◆ EXERCISE ◆
From the listing below, pull each line that includes "figures".
········
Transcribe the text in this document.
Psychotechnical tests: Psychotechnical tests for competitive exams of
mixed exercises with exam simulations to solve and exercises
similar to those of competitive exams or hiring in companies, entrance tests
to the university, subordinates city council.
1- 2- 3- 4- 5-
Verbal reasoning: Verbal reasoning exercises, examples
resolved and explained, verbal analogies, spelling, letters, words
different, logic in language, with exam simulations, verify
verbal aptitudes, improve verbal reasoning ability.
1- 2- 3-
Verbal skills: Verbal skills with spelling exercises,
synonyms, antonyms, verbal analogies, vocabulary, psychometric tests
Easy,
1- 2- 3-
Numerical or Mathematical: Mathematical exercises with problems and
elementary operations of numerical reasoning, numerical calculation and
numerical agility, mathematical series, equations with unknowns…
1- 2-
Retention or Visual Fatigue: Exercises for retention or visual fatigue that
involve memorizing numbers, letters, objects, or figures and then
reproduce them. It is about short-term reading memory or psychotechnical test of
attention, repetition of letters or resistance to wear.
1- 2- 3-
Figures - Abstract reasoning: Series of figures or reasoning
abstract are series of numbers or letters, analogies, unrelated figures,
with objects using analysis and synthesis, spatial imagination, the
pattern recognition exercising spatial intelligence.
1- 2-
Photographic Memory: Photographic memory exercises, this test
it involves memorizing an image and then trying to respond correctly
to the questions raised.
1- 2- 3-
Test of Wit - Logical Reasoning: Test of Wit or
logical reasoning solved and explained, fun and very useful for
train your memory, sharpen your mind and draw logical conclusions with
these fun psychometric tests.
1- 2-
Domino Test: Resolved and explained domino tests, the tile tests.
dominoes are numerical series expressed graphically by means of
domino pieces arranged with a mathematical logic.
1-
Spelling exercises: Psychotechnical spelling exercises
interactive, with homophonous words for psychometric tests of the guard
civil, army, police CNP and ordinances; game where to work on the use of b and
········
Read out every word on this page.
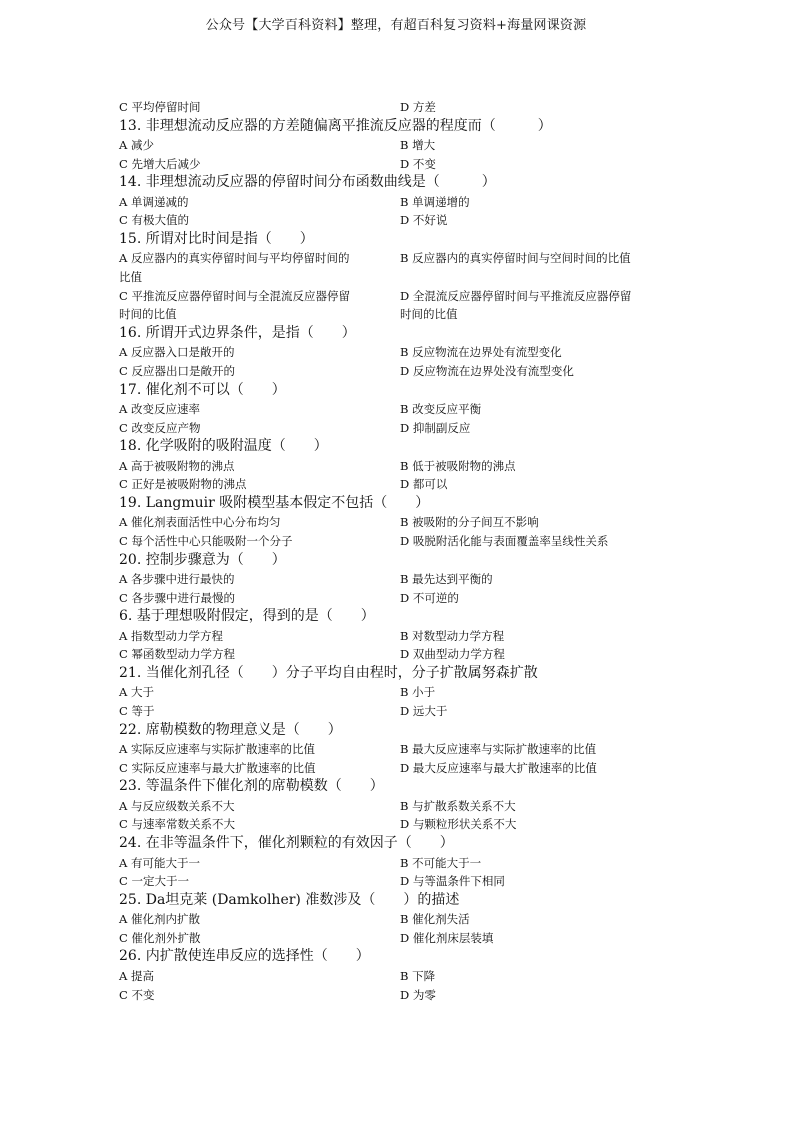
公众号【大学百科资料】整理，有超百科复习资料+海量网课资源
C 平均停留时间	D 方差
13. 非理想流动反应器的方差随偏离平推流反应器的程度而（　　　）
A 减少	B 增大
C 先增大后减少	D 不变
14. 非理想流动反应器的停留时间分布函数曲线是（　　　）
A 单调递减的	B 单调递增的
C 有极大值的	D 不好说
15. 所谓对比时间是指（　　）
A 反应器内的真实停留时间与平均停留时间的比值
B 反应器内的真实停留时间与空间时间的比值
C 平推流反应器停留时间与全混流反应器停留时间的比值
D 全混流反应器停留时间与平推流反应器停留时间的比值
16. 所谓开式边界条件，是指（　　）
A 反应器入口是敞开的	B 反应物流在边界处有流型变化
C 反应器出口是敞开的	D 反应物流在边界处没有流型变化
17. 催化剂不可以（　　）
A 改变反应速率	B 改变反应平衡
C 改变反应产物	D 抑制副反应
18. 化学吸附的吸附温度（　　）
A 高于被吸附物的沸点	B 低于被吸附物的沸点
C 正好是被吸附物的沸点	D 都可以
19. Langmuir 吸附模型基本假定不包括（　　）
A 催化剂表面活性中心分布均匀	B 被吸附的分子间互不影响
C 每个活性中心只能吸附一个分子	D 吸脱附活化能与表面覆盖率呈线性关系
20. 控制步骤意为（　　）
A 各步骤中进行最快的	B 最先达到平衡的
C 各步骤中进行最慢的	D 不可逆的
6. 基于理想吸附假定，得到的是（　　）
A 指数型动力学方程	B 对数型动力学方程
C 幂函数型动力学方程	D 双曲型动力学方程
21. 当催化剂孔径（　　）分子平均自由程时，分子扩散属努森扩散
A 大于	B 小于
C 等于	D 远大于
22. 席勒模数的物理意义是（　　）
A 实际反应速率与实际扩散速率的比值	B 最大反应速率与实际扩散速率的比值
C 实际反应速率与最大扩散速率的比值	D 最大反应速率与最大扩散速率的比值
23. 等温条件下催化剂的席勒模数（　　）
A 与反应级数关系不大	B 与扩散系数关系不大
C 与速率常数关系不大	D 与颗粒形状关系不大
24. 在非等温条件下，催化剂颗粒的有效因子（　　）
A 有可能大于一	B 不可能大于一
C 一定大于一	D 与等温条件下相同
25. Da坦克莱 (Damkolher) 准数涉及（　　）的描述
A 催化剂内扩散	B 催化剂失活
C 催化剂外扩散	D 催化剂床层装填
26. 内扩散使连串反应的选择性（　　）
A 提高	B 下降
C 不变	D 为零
········
◆ FULL OUTPUT ◆
involve memorizing numbers, letters, objects, or figures and then
Figures - Abstract reasoning: Series of figures or reasoning
abstract are series of numbers or letters, analogies, unrelated figures,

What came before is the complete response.